%%

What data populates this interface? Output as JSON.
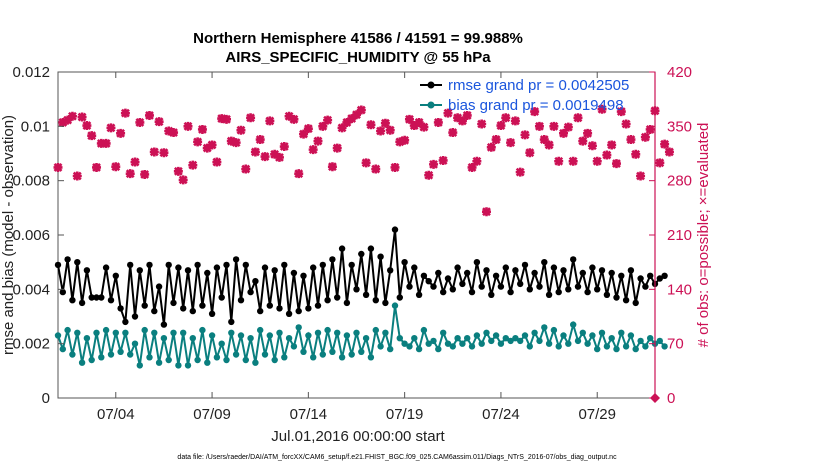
{
  "chart_data": {
    "type": "line",
    "title": "Northern Hemisphere 41586 / 41591 = 99.988%",
    "subtitle": "AIRS_SPECIFIC_HUMIDITY @ 55 hPa",
    "xlabel": "Jul.01,2016 00:00:00 start",
    "ylabel_left": "rmse and bias (model - observation)",
    "ylabel_right": "# of obs: o=possible; ×=evaluated",
    "xlim": [
      1.0,
      32.0
    ],
    "ylim_left": [
      0,
      0.012
    ],
    "ylim_right": [
      0,
      420
    ],
    "x_ticks": [
      {
        "value": 4,
        "label": "07/04"
      },
      {
        "value": 9,
        "label": "07/09"
      },
      {
        "value": 14,
        "label": "07/14"
      },
      {
        "value": 19,
        "label": "07/19"
      },
      {
        "value": 24,
        "label": "07/24"
      },
      {
        "value": 29,
        "label": "07/29"
      }
    ],
    "y_left_ticks": [
      {
        "value": 0,
        "label": "0"
      },
      {
        "value": 0.002,
        "label": "0.002"
      },
      {
        "value": 0.004,
        "label": "0.004"
      },
      {
        "value": 0.006,
        "label": "0.006"
      },
      {
        "value": 0.008,
        "label": "0.008"
      },
      {
        "value": 0.01,
        "label": "0.01"
      },
      {
        "value": 0.012,
        "label": "0.012"
      }
    ],
    "y_right_ticks": [
      {
        "value": 0,
        "label": "0"
      },
      {
        "value": 70,
        "label": "70"
      },
      {
        "value": 140,
        "label": "140"
      },
      {
        "value": 210,
        "label": "210"
      },
      {
        "value": 280,
        "label": "280"
      },
      {
        "value": 350,
        "label": "350"
      },
      {
        "value": 420,
        "label": "420"
      }
    ],
    "x_start": 1.0,
    "x_step": 0.25,
    "series": [
      {
        "name": "rmse grand pr = 0.0042505",
        "axis": "left",
        "color": "#000000",
        "values": [
          0.0049,
          0.0039,
          0.0051,
          0.0036,
          0.005,
          0.0035,
          0.0047,
          0.0037,
          0.0037,
          0.0037,
          0.0048,
          0.0036,
          0.0045,
          0.0033,
          0.0028,
          0.0049,
          0.003,
          0.0047,
          0.0034,
          0.0049,
          0.0032,
          0.0041,
          0.0027,
          0.0049,
          0.0035,
          0.0048,
          0.0033,
          0.0047,
          0.0032,
          0.0049,
          0.0034,
          0.0046,
          0.0031,
          0.0048,
          0.0037,
          0.0049,
          0.0028,
          0.0051,
          0.0036,
          0.0049,
          0.0039,
          0.0043,
          0.0032,
          0.0048,
          0.0034,
          0.0047,
          0.0033,
          0.0049,
          0.0031,
          0.0046,
          0.0032,
          0.0045,
          0.0033,
          0.0048,
          0.0034,
          0.0049,
          0.0036,
          0.0051,
          0.0037,
          0.0055,
          0.0035,
          0.0049,
          0.004,
          0.0053,
          0.0038,
          0.0055,
          0.0036,
          0.0052,
          0.0035,
          0.0047,
          0.0062,
          0.0037,
          0.005,
          0.0041,
          0.0048,
          0.0038,
          0.0045,
          0.0043,
          0.0041,
          0.0046,
          0.0039,
          0.0044,
          0.004,
          0.0048,
          0.0042,
          0.0046,
          0.0039,
          0.005,
          0.0041,
          0.0047,
          0.0038,
          0.0045,
          0.0041,
          0.0048,
          0.0039,
          0.0047,
          0.0042,
          0.0049,
          0.004,
          0.0046,
          0.0041,
          0.005,
          0.0038,
          0.0048,
          0.0039,
          0.0047,
          0.004,
          0.0051,
          0.0041,
          0.0046,
          0.0039,
          0.0048,
          0.004,
          0.0047,
          0.0038,
          0.0046,
          0.0037,
          0.0045,
          0.0036,
          0.0047,
          0.0035,
          0.0044,
          0.0041,
          0.0045,
          0.0042,
          0.0044,
          0.0045
        ]
      },
      {
        "name": "bias grand pr = 0.0019498",
        "axis": "left",
        "color": "#0a7f7f",
        "values": [
          0.0023,
          0.0018,
          0.0025,
          0.0016,
          0.0024,
          0.0013,
          0.0022,
          0.0014,
          0.0024,
          0.0015,
          0.0025,
          0.0016,
          0.0024,
          0.0017,
          0.0024,
          0.0016,
          0.002,
          0.0012,
          0.0025,
          0.0015,
          0.0024,
          0.0013,
          0.0022,
          0.0014,
          0.0024,
          0.0012,
          0.0024,
          0.0012,
          0.0022,
          0.0014,
          0.0025,
          0.0013,
          0.0023,
          0.0015,
          0.002,
          0.0014,
          0.0024,
          0.0016,
          0.0023,
          0.0014,
          0.0022,
          0.0013,
          0.0025,
          0.0016,
          0.0023,
          0.0014,
          0.0024,
          0.0015,
          0.0022,
          0.0019,
          0.0026,
          0.0017,
          0.0023,
          0.0015,
          0.0024,
          0.0016,
          0.0025,
          0.0017,
          0.0024,
          0.0015,
          0.0023,
          0.0016,
          0.0024,
          0.0017,
          0.0022,
          0.0015,
          0.0025,
          0.0019,
          0.0024,
          0.0018,
          0.0034,
          0.0022,
          0.002,
          0.0019,
          0.0022,
          0.0018,
          0.0025,
          0.002,
          0.0021,
          0.0018,
          0.0024,
          0.002,
          0.0019,
          0.0022,
          0.002,
          0.0022,
          0.0019,
          0.0023,
          0.002,
          0.0024,
          0.0021,
          0.0023,
          0.002,
          0.0022,
          0.0021,
          0.0022,
          0.0021,
          0.0023,
          0.0019,
          0.0024,
          0.0021,
          0.0026,
          0.002,
          0.0025,
          0.0019,
          0.0023,
          0.002,
          0.0027,
          0.0021,
          0.0024,
          0.002,
          0.0023,
          0.0018,
          0.0024,
          0.0019,
          0.0022,
          0.0018,
          0.0024,
          0.0019,
          0.0023,
          0.0018,
          0.0021,
          0.0019,
          0.0022,
          0.002,
          0.0021,
          0.0019
        ]
      },
      {
        "name": "obs evaluated",
        "axis": "right",
        "color": "#cc1155",
        "marker": "x",
        "values": [
          297,
          355,
          358,
          363,
          286,
          362,
          351,
          338,
          297,
          328,
          328,
          348,
          298,
          341,
          367,
          289,
          304,
          355,
          288,
          364,
          317,
          356,
          316,
          344,
          342,
          292,
          281,
          350,
          300,
          330,
          346,
          322,
          326,
          304,
          360,
          359,
          331,
          329,
          345,
          295,
          361,
          317,
          333,
          311,
          357,
          314,
          310,
          324,
          363,
          359,
          289,
          340,
          347,
          320,
          331,
          350,
          358,
          298,
          322,
          348,
          355,
          360,
          365,
          371,
          303,
          352,
          295,
          344,
          354,
          345,
          297,
          330,
          332,
          359,
          351,
          355,
          349,
          287,
          301,
          355,
          306,
          367,
          342,
          361,
          357,
          364,
          297,
          305,
          353,
          240,
          323,
          333,
          351,
          361,
          329,
          357,
          291,
          339,
          316,
          369,
          350,
          333,
          326,
          350,
          305,
          341,
          349,
          305,
          361,
          331,
          341,
          325,
          305,
          372,
          313,
          326,
          302,
          369,
          353,
          333,
          314,
          286,
          336,
          346,
          370,
          303,
          327,
          317
        ]
      }
    ],
    "extra_markers": [
      {
        "x": 32.0,
        "value": 0,
        "axis": "right",
        "label": "0"
      }
    ],
    "legend": {
      "placement": "top-right",
      "entries": [
        "rmse grand pr = 0.0042505",
        "bias grand pr = 0.0019498"
      ]
    },
    "grid": false
  },
  "footnote": "data file: /Users/raeder/DAI/ATM_forcXX/CAM6_setup/f.e21.FHIST_BGC.f09_025.CAM6assim.011/Diags_NTrS_2016-07/obs_diag_output.nc"
}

%%

Exercise description:
Lines that hold the word "grand" are the ones to return, every one of them.

Written solution:
        "name": "rmse grand pr = 0.0042505",
        "name": "bias grand pr = 0.0019498",
        "rmse grand pr = 0.0042505",
        "bias grand pr = 0.0019498"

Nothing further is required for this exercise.